Your objective:
Scan each line of the records for the word "offset" and extract the ones that have it.

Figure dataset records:
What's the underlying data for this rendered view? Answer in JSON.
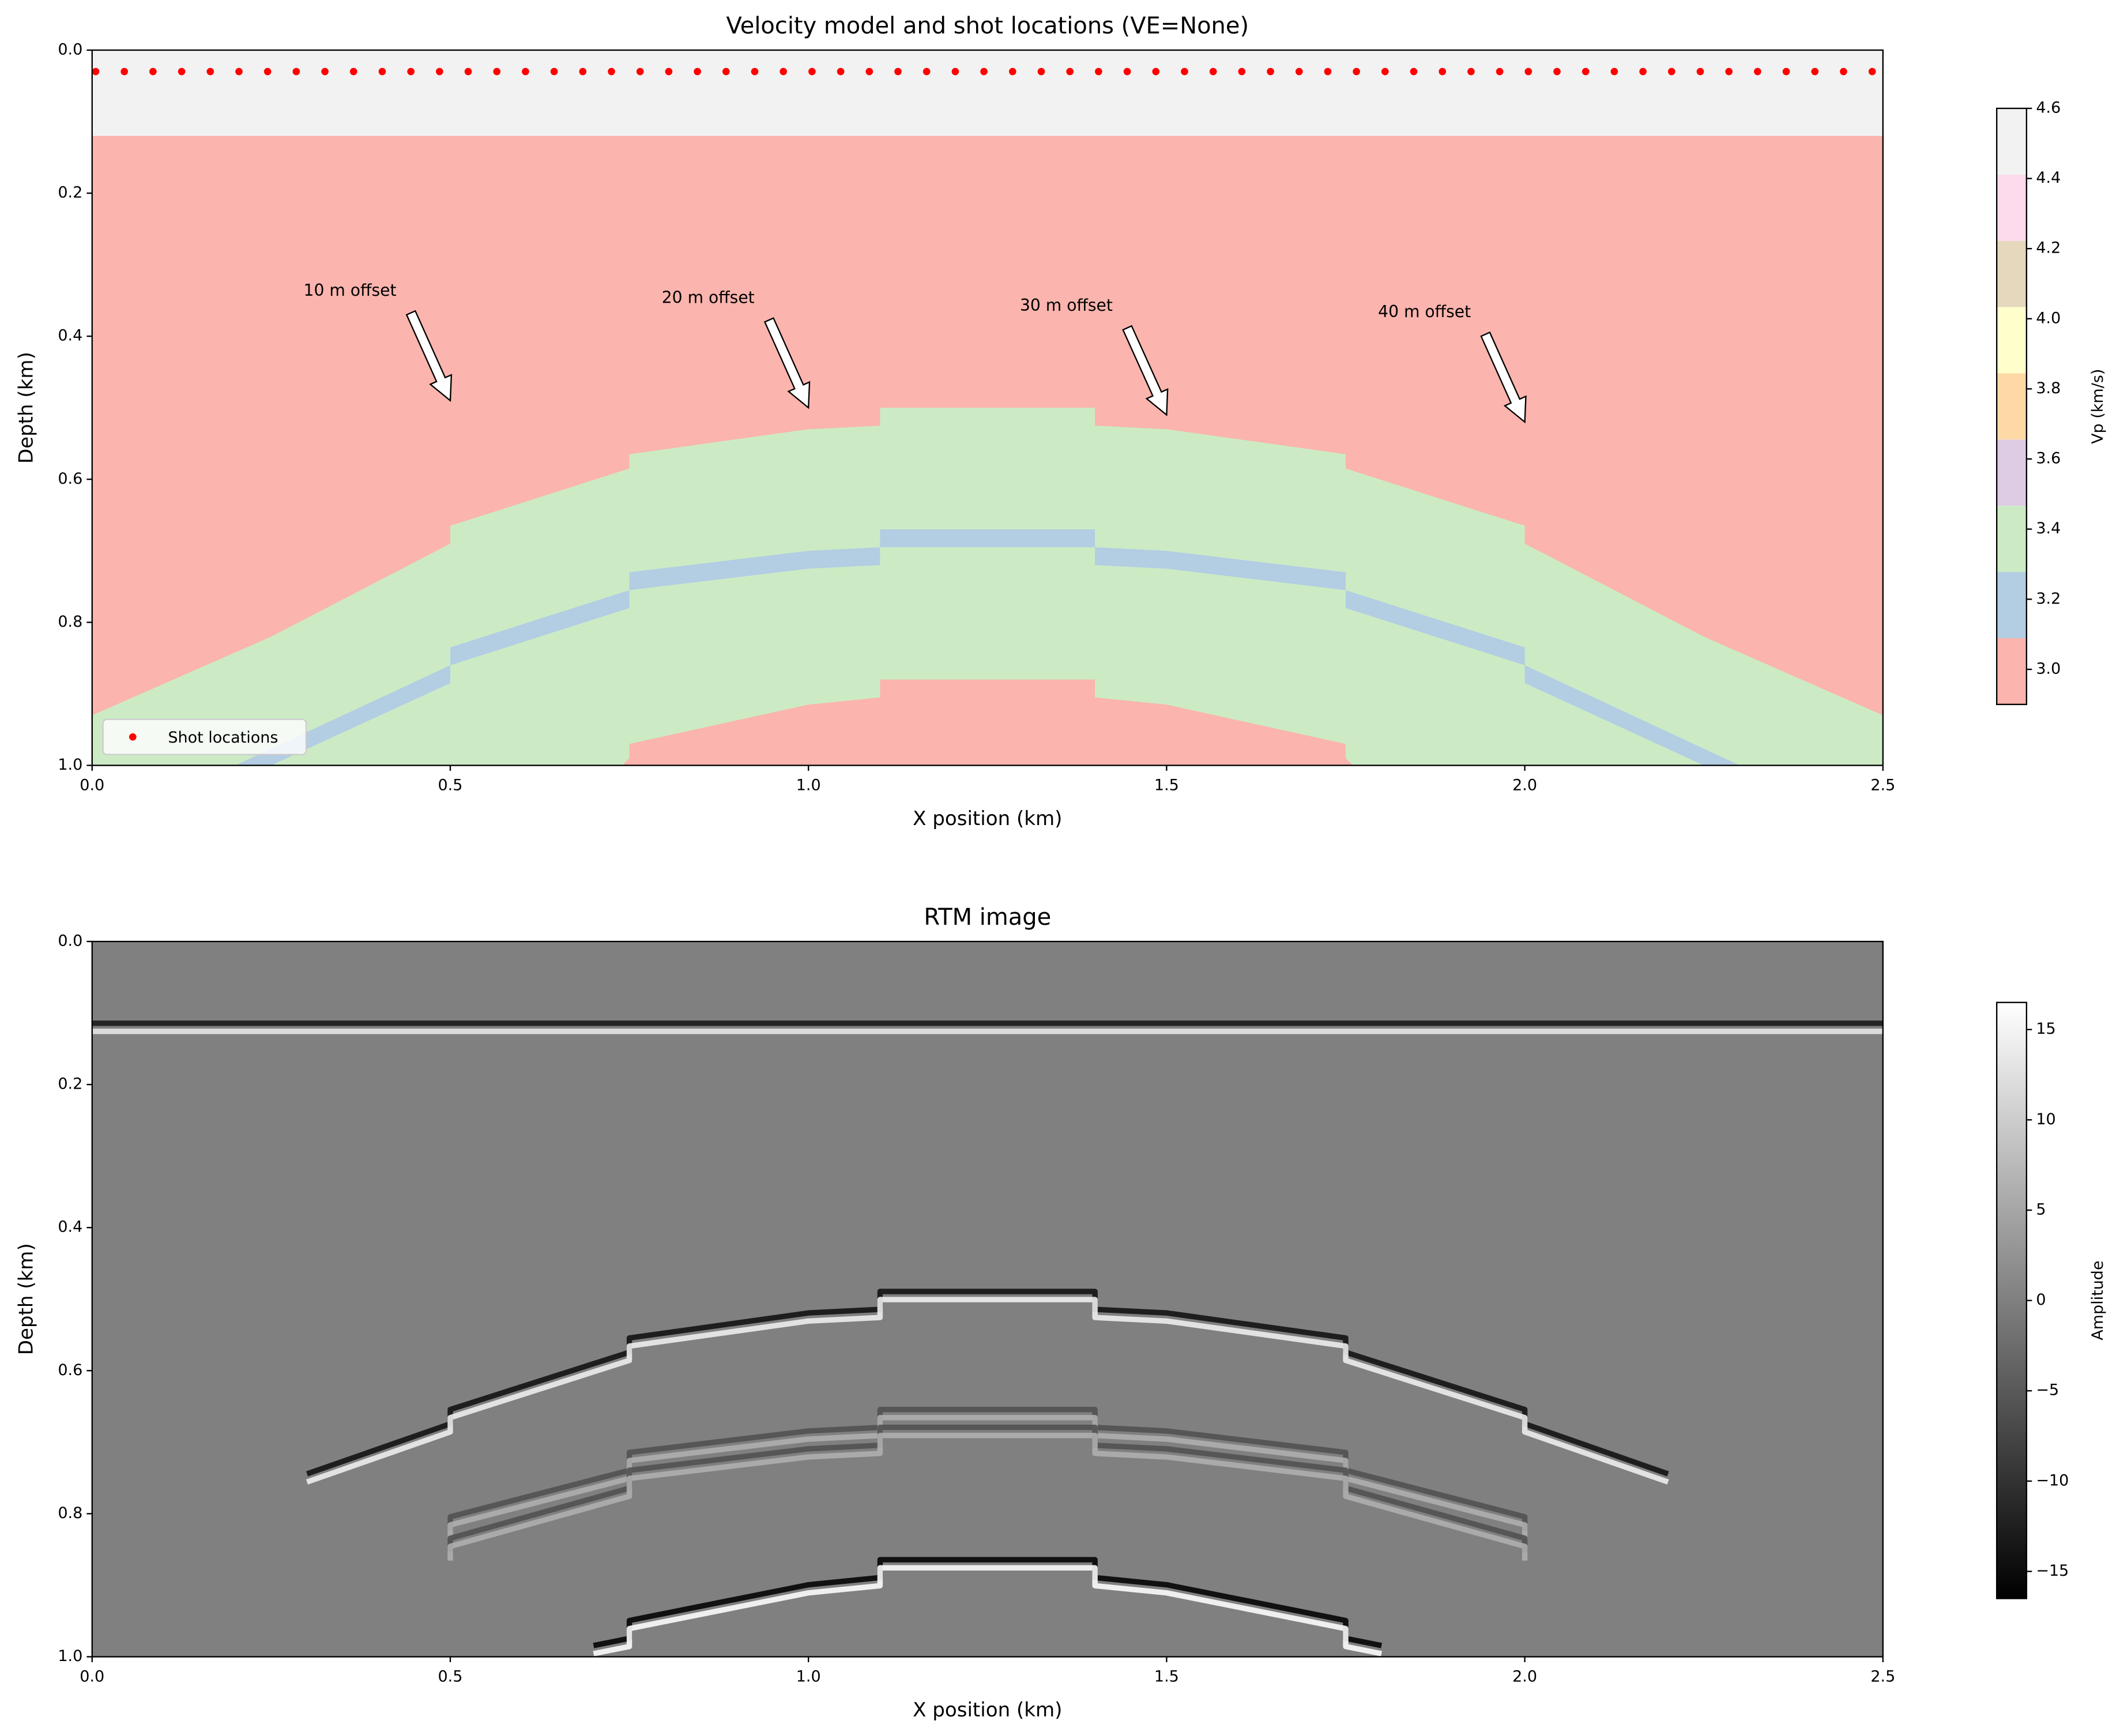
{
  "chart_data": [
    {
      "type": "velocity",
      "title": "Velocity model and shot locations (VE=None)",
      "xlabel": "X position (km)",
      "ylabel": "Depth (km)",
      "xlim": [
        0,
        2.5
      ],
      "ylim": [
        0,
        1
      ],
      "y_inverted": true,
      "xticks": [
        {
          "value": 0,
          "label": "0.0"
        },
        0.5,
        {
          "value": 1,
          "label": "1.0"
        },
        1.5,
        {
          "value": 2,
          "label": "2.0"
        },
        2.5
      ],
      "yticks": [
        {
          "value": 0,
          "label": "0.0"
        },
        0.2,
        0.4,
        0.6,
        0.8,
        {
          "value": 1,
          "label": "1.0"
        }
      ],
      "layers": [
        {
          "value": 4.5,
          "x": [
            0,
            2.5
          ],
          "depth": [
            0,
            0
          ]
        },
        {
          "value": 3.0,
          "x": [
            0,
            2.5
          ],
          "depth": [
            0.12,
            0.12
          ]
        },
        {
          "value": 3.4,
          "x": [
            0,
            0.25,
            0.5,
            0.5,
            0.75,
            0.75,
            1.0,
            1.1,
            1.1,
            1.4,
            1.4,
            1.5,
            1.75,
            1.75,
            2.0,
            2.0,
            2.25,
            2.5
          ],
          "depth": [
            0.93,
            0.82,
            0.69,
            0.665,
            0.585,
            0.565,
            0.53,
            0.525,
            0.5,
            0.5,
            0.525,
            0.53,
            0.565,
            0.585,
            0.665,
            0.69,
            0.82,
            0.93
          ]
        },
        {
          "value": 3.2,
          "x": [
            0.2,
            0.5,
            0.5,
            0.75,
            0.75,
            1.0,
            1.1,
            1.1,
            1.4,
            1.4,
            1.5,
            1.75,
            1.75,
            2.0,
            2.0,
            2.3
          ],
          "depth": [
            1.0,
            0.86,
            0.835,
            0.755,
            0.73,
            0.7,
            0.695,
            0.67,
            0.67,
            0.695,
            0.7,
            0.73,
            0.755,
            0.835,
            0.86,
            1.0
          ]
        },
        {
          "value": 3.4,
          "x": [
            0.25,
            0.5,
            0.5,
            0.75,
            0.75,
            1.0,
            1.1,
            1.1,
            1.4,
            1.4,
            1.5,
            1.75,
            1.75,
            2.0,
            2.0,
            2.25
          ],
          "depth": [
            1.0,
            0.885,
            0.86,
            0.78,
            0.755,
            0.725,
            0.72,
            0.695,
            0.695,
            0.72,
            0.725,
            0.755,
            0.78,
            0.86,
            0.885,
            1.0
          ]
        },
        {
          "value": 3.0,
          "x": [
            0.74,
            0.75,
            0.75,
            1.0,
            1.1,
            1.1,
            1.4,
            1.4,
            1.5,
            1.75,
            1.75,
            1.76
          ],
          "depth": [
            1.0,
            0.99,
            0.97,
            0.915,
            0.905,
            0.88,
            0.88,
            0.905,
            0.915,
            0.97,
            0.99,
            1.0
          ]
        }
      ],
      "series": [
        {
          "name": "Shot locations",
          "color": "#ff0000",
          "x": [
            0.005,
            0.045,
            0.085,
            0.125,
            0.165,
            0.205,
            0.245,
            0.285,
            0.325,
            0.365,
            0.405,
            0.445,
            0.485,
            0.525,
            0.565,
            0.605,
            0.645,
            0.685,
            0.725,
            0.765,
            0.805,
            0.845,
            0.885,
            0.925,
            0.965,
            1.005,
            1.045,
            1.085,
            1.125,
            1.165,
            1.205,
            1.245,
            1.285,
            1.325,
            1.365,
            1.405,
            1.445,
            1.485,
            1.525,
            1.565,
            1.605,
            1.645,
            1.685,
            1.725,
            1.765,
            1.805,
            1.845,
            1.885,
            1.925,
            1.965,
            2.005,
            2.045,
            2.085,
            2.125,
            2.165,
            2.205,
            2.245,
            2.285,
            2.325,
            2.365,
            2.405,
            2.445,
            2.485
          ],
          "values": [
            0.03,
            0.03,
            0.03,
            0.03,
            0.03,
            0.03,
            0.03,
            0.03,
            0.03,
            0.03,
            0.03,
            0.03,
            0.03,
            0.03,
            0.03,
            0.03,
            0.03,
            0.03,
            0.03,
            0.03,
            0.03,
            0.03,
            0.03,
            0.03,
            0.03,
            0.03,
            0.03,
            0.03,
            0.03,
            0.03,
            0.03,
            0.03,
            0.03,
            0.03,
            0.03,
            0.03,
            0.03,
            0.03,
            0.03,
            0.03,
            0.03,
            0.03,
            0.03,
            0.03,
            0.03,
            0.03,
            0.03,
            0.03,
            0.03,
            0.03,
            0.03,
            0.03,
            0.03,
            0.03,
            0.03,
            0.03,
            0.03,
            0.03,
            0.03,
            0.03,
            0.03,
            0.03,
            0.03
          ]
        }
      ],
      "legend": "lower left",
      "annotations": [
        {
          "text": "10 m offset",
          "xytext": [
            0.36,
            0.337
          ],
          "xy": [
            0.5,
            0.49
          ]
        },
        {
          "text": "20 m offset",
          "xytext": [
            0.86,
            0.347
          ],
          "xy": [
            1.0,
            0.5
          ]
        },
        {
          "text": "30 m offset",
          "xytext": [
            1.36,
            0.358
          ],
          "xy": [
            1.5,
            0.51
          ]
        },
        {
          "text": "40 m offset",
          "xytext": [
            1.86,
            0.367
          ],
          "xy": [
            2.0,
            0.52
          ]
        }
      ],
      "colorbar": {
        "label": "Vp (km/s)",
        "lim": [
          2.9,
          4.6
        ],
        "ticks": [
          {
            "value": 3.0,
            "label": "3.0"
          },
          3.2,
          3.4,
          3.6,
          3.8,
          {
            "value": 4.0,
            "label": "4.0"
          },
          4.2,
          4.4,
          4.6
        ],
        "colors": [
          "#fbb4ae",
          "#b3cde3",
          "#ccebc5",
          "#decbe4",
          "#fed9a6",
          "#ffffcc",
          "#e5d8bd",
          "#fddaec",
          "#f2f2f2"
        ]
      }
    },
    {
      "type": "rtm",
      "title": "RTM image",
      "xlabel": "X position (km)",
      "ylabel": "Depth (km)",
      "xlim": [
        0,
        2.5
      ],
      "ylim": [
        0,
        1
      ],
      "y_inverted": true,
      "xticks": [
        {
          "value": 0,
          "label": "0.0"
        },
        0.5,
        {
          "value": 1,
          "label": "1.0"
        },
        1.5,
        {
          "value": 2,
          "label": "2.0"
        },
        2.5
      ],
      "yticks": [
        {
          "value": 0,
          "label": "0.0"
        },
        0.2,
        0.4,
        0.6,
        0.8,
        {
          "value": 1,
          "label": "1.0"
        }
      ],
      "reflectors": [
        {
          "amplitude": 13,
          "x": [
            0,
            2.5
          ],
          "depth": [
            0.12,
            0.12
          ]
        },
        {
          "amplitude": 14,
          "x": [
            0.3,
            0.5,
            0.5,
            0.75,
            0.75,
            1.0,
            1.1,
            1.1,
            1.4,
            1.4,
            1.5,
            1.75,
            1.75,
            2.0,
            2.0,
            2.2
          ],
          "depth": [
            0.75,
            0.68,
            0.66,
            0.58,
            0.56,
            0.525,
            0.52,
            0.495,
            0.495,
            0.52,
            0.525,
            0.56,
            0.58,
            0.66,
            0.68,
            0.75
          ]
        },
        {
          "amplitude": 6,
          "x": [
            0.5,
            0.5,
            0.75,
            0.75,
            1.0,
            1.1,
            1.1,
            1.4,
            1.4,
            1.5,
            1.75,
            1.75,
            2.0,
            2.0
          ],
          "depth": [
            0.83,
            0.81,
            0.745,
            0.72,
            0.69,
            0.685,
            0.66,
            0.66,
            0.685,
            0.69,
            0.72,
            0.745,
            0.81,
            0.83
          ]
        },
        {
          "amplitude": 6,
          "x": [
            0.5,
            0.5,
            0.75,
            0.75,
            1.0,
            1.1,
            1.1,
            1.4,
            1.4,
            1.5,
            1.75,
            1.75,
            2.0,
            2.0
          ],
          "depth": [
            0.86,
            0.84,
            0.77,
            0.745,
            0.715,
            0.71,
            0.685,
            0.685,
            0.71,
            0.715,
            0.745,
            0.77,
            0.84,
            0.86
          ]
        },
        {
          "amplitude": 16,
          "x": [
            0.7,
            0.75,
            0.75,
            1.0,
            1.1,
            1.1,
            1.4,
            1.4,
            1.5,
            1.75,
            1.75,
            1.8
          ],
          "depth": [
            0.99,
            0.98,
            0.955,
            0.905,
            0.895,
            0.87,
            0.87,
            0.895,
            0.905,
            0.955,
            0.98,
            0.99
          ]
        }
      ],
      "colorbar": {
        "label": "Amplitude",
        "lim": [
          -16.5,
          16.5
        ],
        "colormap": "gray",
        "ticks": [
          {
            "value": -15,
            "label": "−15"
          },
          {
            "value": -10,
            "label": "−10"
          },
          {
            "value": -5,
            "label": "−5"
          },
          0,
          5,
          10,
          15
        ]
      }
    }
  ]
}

Exercise output:
          "text": "10 m offset",
          "text": "20 m offset",
          "text": "30 m offset",
          "text": "40 m offset",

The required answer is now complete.